[Data records]

○ ○ ○ ○

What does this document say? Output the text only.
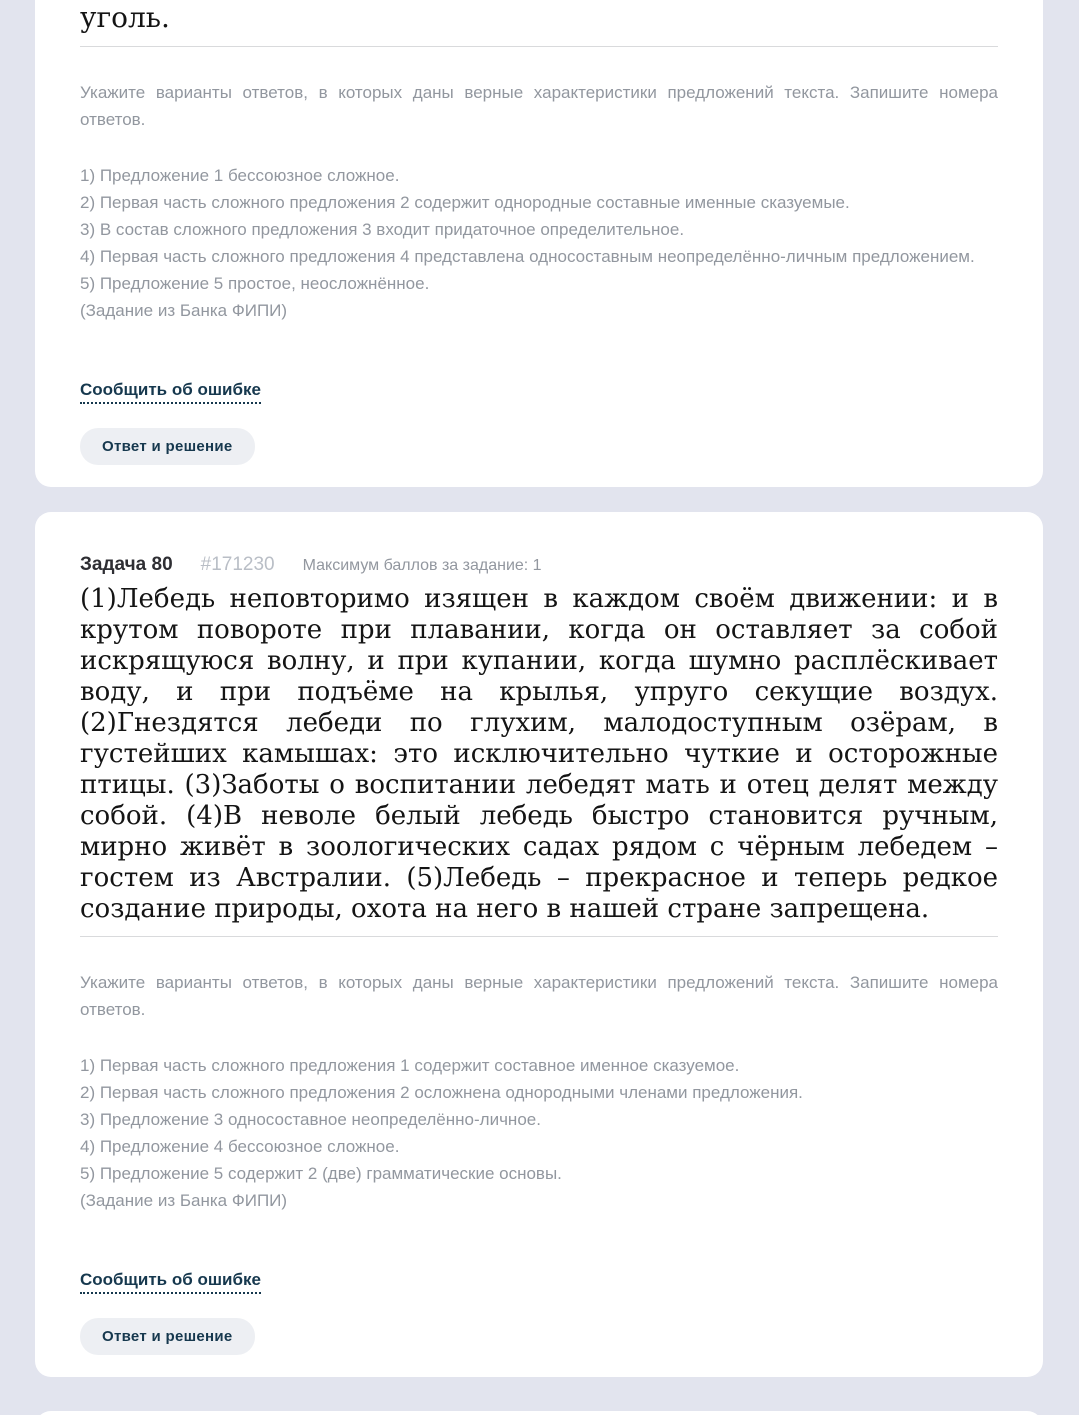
уголь.

Укажите варианты ответов, в которых даны верные характеристики предложений текста. Запишите номера ответов.

1) Предложение 1 бессоюзное сложное.

2) Первая часть сложного предложения 2 содержит однородные составные именные сказуемые.

3) В состав сложного предложения 3 входит придаточное определительное.

4) Первая часть сложного предложения 4 представлена односоставным неопределённо-личным предложением.

5) Предложение 5 простое, неосложнённое.

(Задание из Банка ФИПИ)

Сообщить об ошибке
Ответ и решение
Задача 80 #171230 Максимум баллов за задание: 1

(1)Лебедь неповторимо изящен в каждом своём движении: и в крутом повороте при плавании, когда он оставляет за собой искрящуюся волну, и при купании, когда шумно расплёскивает воду, и при подъёме на крылья, упруго секущие воздух. (2)Гнездятся лебеди по глухим, малодоступным озёрам, в густейших камышах: это исключительно чуткие и осторожные птицы. (3)Заботы о воспитании лебедят мать и отец делят между собой. (4)В неволе белый лебедь быстро становится ручным, мирно живёт в зоологических садах рядом с чёрным лебедем – гостем из Австралии. (5)Лебедь – прекрасное и теперь редкое создание природы, охота на него в нашей стране запрещена.

Укажите варианты ответов, в которых даны верные характеристики предложений текста. Запишите номера ответов.

1) Первая часть сложного предложения 1 содержит составное именное сказуемое.

2) Первая часть сложного предложения 2 осложнена однородными членами предложения.

3) Предложение 3 односоставное неопределённо-личное.

4) Предложение 4 бессоюзное сложное.

5) Предложение 5 содержит 2 (две) грамматические основы.

(Задание из Банка ФИПИ)

Сообщить об ошибке
Ответ и решение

○ ○ ○ ○

_EXERCISE BRIEF_. Every entry above should be duplicated exactly. Do not include the images.

_TASK SOLUTION_.
What does this document say? Output the text only.
уголь.

Укажите варианты ответов, в которых даны верные характеристики предложений текста. Запишите номера ответов.

1) Предложение 1 бессоюзное сложное.

2) Первая часть сложного предложения 2 содержит однородные составные именные сказуемые.

3) В состав сложного предложения 3 входит придаточное определительное.

4) Первая часть сложного предложения 4 представлена односоставным неопределённо-личным предложением.

5) Предложение 5 простое, неосложнённое.

(Задание из Банка ФИПИ)

Сообщить об ошибке
Ответ и решение
Задача 80 #171230 Максимум баллов за задание: 1

(1)Лебедь неповторимо изящен в каждом своём движении: и в крутом повороте при плавании, когда он оставляет за собой искрящуюся волну, и при купании, когда шумно расплёскивает воду, и при подъёме на крылья, упруго секущие воздух. (2)Гнездятся лебеди по глухим, малодоступным озёрам, в густейших камышах: это исключительно чуткие и осторожные птицы. (3)Заботы о воспитании лебедят мать и отец делят между собой. (4)В неволе белый лебедь быстро становится ручным, мирно живёт в зоологических садах рядом с чёрным лебедем – гостем из Австралии. (5)Лебедь – прекрасное и теперь редкое создание природы, охота на него в нашей стране запрещена.

Укажите варианты ответов, в которых даны верные характеристики предложений текста. Запишите номера ответов.

1) Первая часть сложного предложения 1 содержит составное именное сказуемое.

2) Первая часть сложного предложения 2 осложнена однородными членами предложения.

3) Предложение 3 односоставное неопределённо-личное.

4) Предложение 4 бессоюзное сложное.

5) Предложение 5 содержит 2 (две) грамматические основы.

(Задание из Банка ФИПИ)

Сообщить об ошибке
Ответ и решение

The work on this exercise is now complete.